→ SHORT PROBLEM: Write out the full set of records exactly. Any pictures in them do not belong in the copy.

........

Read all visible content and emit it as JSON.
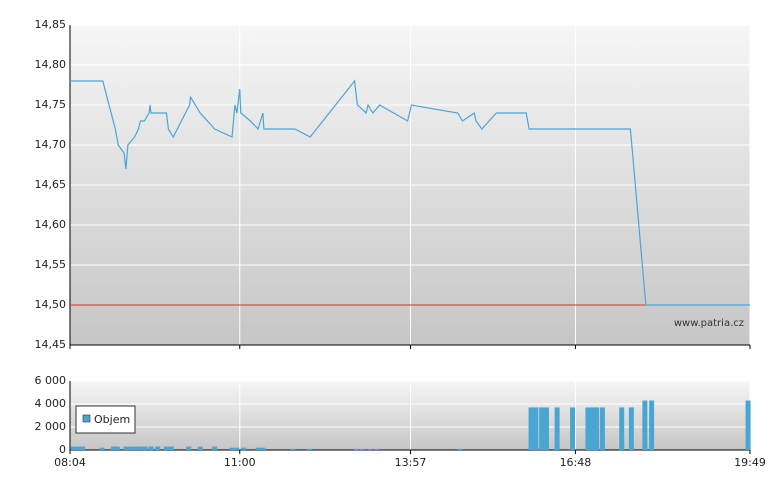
{
  "chart_data": [
    {
      "type": "line",
      "color": "#4aa6d6",
      "x": [
        484,
        518,
        531,
        534,
        540,
        542,
        544,
        551,
        555,
        557,
        561,
        566,
        567,
        568,
        584,
        586,
        591,
        608,
        609,
        619,
        634,
        652,
        655,
        657,
        660,
        661,
        671,
        679,
        684,
        685,
        717,
        733,
        779,
        782,
        791,
        793,
        798,
        805,
        834,
        838,
        886,
        891,
        903,
        905,
        911,
        926,
        957,
        960,
        1065,
        1081,
        1189
      ],
      "values": [
        14.78,
        14.78,
        14.72,
        14.7,
        14.69,
        14.67,
        14.7,
        14.71,
        14.72,
        14.73,
        14.73,
        14.74,
        14.75,
        14.74,
        14.74,
        14.72,
        14.71,
        14.75,
        14.76,
        14.74,
        14.72,
        14.71,
        14.75,
        14.74,
        14.77,
        14.74,
        14.73,
        14.72,
        14.74,
        14.72,
        14.72,
        14.71,
        14.78,
        14.75,
        14.74,
        14.75,
        14.74,
        14.75,
        14.73,
        14.75,
        14.74,
        14.73,
        14.74,
        14.73,
        14.72,
        14.74,
        14.74,
        14.72,
        14.72,
        14.5,
        14.5
      ],
      "ylim": [
        14.45,
        14.85
      ],
      "yticks": [
        {
          "value": 14.45,
          "label": "14,45"
        },
        {
          "value": 14.5,
          "label": "14,50"
        },
        {
          "value": 14.55,
          "label": "14,55"
        },
        {
          "value": 14.6,
          "label": "14,60"
        },
        {
          "value": 14.65,
          "label": "14,65"
        },
        {
          "value": 14.7,
          "label": "14,70"
        },
        {
          "value": 14.75,
          "label": "14,75"
        },
        {
          "value": 14.8,
          "label": "14,80"
        },
        {
          "value": 14.85,
          "label": "14,85"
        }
      ],
      "reference_line": {
        "value": 14.5,
        "color": "#e03020"
      },
      "watermark": "www.patria.cz",
      "grid": true
    },
    {
      "type": "bar",
      "x": [
        487,
        492,
        497,
        517,
        529,
        533,
        542,
        547,
        552,
        557,
        562,
        568,
        575,
        584,
        589,
        607,
        619,
        634,
        652,
        657,
        664,
        679,
        684,
        715,
        732,
        781,
        787,
        795,
        802,
        888,
        962,
        967,
        973,
        978,
        989,
        1005,
        1021,
        1026,
        1030,
        1036,
        1056,
        1066,
        1080,
        1087,
        1187
      ],
      "series": [
        {
          "name": "Objem",
          "color": "#4aa6d0",
          "values": [
            300,
            300,
            300,
            200,
            300,
            300,
            300,
            300,
            300,
            300,
            300,
            300,
            300,
            300,
            300,
            300,
            300,
            300,
            200,
            200,
            200,
            200,
            200,
            100,
            100,
            100,
            100,
            100,
            100,
            100,
            3700,
            3700,
            3700,
            3700,
            3700,
            3700,
            3700,
            3700,
            3700,
            3700,
            3700,
            3700,
            4300,
            4300,
            4300
          ]
        }
      ],
      "xlim": [
        484,
        1189
      ],
      "xticks": [
        {
          "value": 484,
          "label": "08:04"
        },
        {
          "value": 660,
          "label": "11:00"
        },
        {
          "value": 837,
          "label": "13:57"
        },
        {
          "value": 1008,
          "label": "16:48"
        },
        {
          "value": 1189,
          "label": "19:49"
        }
      ],
      "ylim": [
        0,
        6000
      ],
      "yticks": [
        {
          "value": 0,
          "label": "0"
        },
        {
          "value": 2000,
          "label": "2 000"
        },
        {
          "value": 4000,
          "label": "4 000"
        },
        {
          "value": 6000,
          "label": "6 000"
        }
      ],
      "grid": true
    }
  ]
}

........

→ RESULT FOR THIS TASK:
Read all visible content and emit it as JSON.
{
  "chart_data": [
    {
      "type": "line",
      "color": "#4aa6d6",
      "x": [
        484,
        518,
        531,
        534,
        540,
        542,
        544,
        551,
        555,
        557,
        561,
        566,
        567,
        568,
        584,
        586,
        591,
        608,
        609,
        619,
        634,
        652,
        655,
        657,
        660,
        661,
        671,
        679,
        684,
        685,
        717,
        733,
        779,
        782,
        791,
        793,
        798,
        805,
        834,
        838,
        886,
        891,
        903,
        905,
        911,
        926,
        957,
        960,
        1065,
        1081,
        1189
      ],
      "values": [
        14.78,
        14.78,
        14.72,
        14.7,
        14.69,
        14.67,
        14.7,
        14.71,
        14.72,
        14.73,
        14.73,
        14.74,
        14.75,
        14.74,
        14.74,
        14.72,
        14.71,
        14.75,
        14.76,
        14.74,
        14.72,
        14.71,
        14.75,
        14.74,
        14.77,
        14.74,
        14.73,
        14.72,
        14.74,
        14.72,
        14.72,
        14.71,
        14.78,
        14.75,
        14.74,
        14.75,
        14.74,
        14.75,
        14.73,
        14.75,
        14.74,
        14.73,
        14.74,
        14.73,
        14.72,
        14.74,
        14.74,
        14.72,
        14.72,
        14.5,
        14.5
      ],
      "ylim": [
        14.45,
        14.85
      ],
      "yticks": [
        {
          "value": 14.45,
          "label": "14,45"
        },
        {
          "value": 14.5,
          "label": "14,50"
        },
        {
          "value": 14.55,
          "label": "14,55"
        },
        {
          "value": 14.6,
          "label": "14,60"
        },
        {
          "value": 14.65,
          "label": "14,65"
        },
        {
          "value": 14.7,
          "label": "14,70"
        },
        {
          "value": 14.75,
          "label": "14,75"
        },
        {
          "value": 14.8,
          "label": "14,80"
        },
        {
          "value": 14.85,
          "label": "14,85"
        }
      ],
      "reference_line": {
        "value": 14.5,
        "color": "#e03020"
      },
      "watermark": "www.patria.cz",
      "grid": true
    },
    {
      "type": "bar",
      "x": [
        487,
        492,
        497,
        517,
        529,
        533,
        542,
        547,
        552,
        557,
        562,
        568,
        575,
        584,
        589,
        607,
        619,
        634,
        652,
        657,
        664,
        679,
        684,
        715,
        732,
        781,
        787,
        795,
        802,
        888,
        962,
        967,
        973,
        978,
        989,
        1005,
        1021,
        1026,
        1030,
        1036,
        1056,
        1066,
        1080,
        1087,
        1187
      ],
      "series": [
        {
          "name": "Objem",
          "color": "#4aa6d0",
          "values": [
            300,
            300,
            300,
            200,
            300,
            300,
            300,
            300,
            300,
            300,
            300,
            300,
            300,
            300,
            300,
            300,
            300,
            300,
            200,
            200,
            200,
            200,
            200,
            100,
            100,
            100,
            100,
            100,
            100,
            100,
            3700,
            3700,
            3700,
            3700,
            3700,
            3700,
            3700,
            3700,
            3700,
            3700,
            3700,
            3700,
            4300,
            4300,
            4300
          ]
        }
      ],
      "xlim": [
        484,
        1189
      ],
      "xticks": [
        {
          "value": 484,
          "label": "08:04"
        },
        {
          "value": 660,
          "label": "11:00"
        },
        {
          "value": 837,
          "label": "13:57"
        },
        {
          "value": 1008,
          "label": "16:48"
        },
        {
          "value": 1189,
          "label": "19:49"
        }
      ],
      "ylim": [
        0,
        6000
      ],
      "yticks": [
        {
          "value": 0,
          "label": "0"
        },
        {
          "value": 2000,
          "label": "2 000"
        },
        {
          "value": 4000,
          "label": "4 000"
        },
        {
          "value": 6000,
          "label": "6 000"
        }
      ],
      "grid": true
    }
  ]
}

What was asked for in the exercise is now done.